* **Material for the task**:
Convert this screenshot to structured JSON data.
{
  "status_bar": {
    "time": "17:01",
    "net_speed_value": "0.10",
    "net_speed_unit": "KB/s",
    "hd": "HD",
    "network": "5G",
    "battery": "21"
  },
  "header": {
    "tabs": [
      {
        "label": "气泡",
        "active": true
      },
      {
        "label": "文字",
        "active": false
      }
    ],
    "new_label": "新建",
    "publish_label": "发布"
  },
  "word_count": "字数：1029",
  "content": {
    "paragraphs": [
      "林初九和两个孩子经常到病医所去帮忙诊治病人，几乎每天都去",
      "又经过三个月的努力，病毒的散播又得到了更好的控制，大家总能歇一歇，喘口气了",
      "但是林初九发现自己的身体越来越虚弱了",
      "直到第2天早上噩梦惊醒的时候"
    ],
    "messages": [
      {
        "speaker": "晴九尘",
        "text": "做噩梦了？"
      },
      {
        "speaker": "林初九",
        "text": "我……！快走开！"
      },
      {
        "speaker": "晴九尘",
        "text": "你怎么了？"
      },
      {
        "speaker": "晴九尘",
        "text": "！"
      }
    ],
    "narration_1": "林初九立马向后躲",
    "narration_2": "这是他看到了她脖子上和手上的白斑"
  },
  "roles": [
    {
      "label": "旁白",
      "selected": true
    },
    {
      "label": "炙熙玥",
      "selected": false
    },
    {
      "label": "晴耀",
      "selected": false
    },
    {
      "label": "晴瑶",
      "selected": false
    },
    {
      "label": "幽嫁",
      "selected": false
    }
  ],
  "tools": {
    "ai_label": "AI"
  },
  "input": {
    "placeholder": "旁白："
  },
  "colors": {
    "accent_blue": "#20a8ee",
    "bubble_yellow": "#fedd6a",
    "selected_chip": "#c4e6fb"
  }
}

* **Given instruction**: Repeat the lines above exactly.

* **Response**:
Convert this screenshot to structured JSON data.
{
  "status_bar": {
    "time": "17:01",
    "net_speed_value": "0.10",
    "net_speed_unit": "KB/s",
    "hd": "HD",
    "network": "5G",
    "battery": "21"
  },
  "header": {
    "tabs": [
      {
        "label": "气泡",
        "active": true
      },
      {
        "label": "文字",
        "active": false
      }
    ],
    "new_label": "新建",
    "publish_label": "发布"
  },
  "word_count": "字数：1029",
  "content": {
    "paragraphs": [
      "林初九和两个孩子经常到病医所去帮忙诊治病人，几乎每天都去",
      "又经过三个月的努力，病毒的散播又得到了更好的控制，大家总能歇一歇，喘口气了",
      "但是林初九发现自己的身体越来越虚弱了",
      "直到第2天早上噩梦惊醒的时候"
    ],
    "messages": [
      {
        "speaker": "晴九尘",
        "text": "做噩梦了？"
      },
      {
        "speaker": "林初九",
        "text": "我……！快走开！"
      },
      {
        "speaker": "晴九尘",
        "text": "你怎么了？"
      },
      {
        "speaker": "晴九尘",
        "text": "！"
      }
    ],
    "narration_1": "林初九立马向后躲",
    "narration_2": "这是他看到了她脖子上和手上的白斑"
  },
  "roles": [
    {
      "label": "旁白",
      "selected": true
    },
    {
      "label": "炙熙玥",
      "selected": false
    },
    {
      "label": "晴耀",
      "selected": false
    },
    {
      "label": "晴瑶",
      "selected": false
    },
    {
      "label": "幽嫁",
      "selected": false
    }
  ],
  "tools": {
    "ai_label": "AI"
  },
  "input": {
    "placeholder": "旁白："
  },
  "colors": {
    "accent_blue": "#20a8ee",
    "bubble_yellow": "#fedd6a",
    "selected_chip": "#c4e6fb"
  }
}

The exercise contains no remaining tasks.